--- START OF Supplied entries ---

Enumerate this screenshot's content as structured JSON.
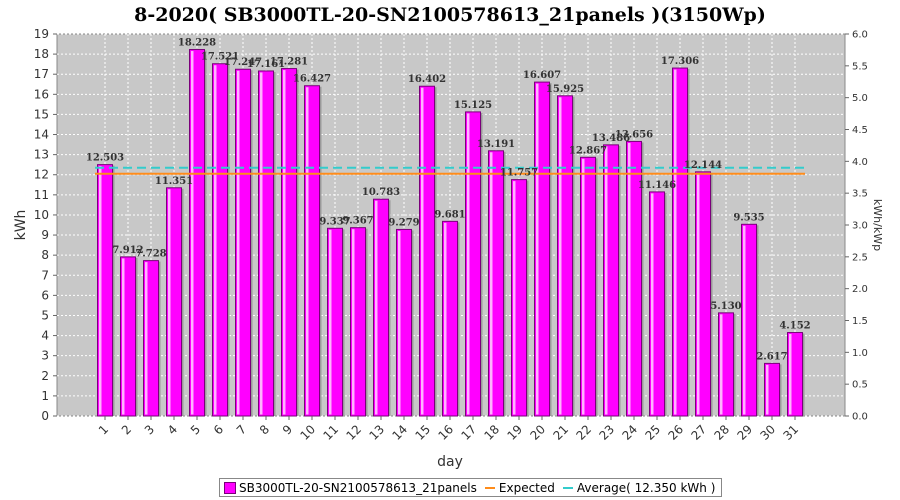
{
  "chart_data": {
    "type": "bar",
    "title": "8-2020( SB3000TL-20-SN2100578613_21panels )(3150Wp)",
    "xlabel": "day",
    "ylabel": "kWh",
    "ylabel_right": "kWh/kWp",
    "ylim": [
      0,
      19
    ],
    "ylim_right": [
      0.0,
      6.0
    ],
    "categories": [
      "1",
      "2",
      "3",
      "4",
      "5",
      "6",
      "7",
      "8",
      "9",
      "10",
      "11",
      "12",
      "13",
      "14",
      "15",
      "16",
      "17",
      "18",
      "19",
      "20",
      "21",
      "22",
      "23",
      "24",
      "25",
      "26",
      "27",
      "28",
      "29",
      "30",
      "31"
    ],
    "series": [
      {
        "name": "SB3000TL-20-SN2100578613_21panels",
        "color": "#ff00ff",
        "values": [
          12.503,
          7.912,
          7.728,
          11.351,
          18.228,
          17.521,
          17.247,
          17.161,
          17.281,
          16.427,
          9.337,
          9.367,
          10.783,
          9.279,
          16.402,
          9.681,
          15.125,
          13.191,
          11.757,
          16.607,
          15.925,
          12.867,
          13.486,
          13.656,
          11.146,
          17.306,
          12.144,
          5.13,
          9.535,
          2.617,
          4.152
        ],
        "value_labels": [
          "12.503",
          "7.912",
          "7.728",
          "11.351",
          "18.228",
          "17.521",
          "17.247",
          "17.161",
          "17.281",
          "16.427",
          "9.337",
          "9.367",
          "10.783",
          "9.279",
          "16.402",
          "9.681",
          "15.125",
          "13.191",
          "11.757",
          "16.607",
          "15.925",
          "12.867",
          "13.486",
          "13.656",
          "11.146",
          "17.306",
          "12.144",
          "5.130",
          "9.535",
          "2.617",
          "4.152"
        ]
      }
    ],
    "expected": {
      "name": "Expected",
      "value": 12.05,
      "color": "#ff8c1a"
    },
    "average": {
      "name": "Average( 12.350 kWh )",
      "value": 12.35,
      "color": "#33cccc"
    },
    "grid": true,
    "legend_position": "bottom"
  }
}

--- END OF Supplied entries ---

■ Exercise objective:
Except for the pictures, give all the material above again verbatim.

■ The output:
Enumerate this screenshot's content as structured JSON.
{
  "chart_data": {
    "type": "bar",
    "title": "8-2020( SB3000TL-20-SN2100578613_21panels )(3150Wp)",
    "xlabel": "day",
    "ylabel": "kWh",
    "ylabel_right": "kWh/kWp",
    "ylim": [
      0,
      19
    ],
    "ylim_right": [
      0.0,
      6.0
    ],
    "categories": [
      "1",
      "2",
      "3",
      "4",
      "5",
      "6",
      "7",
      "8",
      "9",
      "10",
      "11",
      "12",
      "13",
      "14",
      "15",
      "16",
      "17",
      "18",
      "19",
      "20",
      "21",
      "22",
      "23",
      "24",
      "25",
      "26",
      "27",
      "28",
      "29",
      "30",
      "31"
    ],
    "series": [
      {
        "name": "SB3000TL-20-SN2100578613_21panels",
        "color": "#ff00ff",
        "values": [
          12.503,
          7.912,
          7.728,
          11.351,
          18.228,
          17.521,
          17.247,
          17.161,
          17.281,
          16.427,
          9.337,
          9.367,
          10.783,
          9.279,
          16.402,
          9.681,
          15.125,
          13.191,
          11.757,
          16.607,
          15.925,
          12.867,
          13.486,
          13.656,
          11.146,
          17.306,
          12.144,
          5.13,
          9.535,
          2.617,
          4.152
        ],
        "value_labels": [
          "12.503",
          "7.912",
          "7.728",
          "11.351",
          "18.228",
          "17.521",
          "17.247",
          "17.161",
          "17.281",
          "16.427",
          "9.337",
          "9.367",
          "10.783",
          "9.279",
          "16.402",
          "9.681",
          "15.125",
          "13.191",
          "11.757",
          "16.607",
          "15.925",
          "12.867",
          "13.486",
          "13.656",
          "11.146",
          "17.306",
          "12.144",
          "5.130",
          "9.535",
          "2.617",
          "4.152"
        ]
      }
    ],
    "expected": {
      "name": "Expected",
      "value": 12.05,
      "color": "#ff8c1a"
    },
    "average": {
      "name": "Average( 12.350 kWh )",
      "value": 12.35,
      "color": "#33cccc"
    },
    "grid": true,
    "legend_position": "bottom"
  }
}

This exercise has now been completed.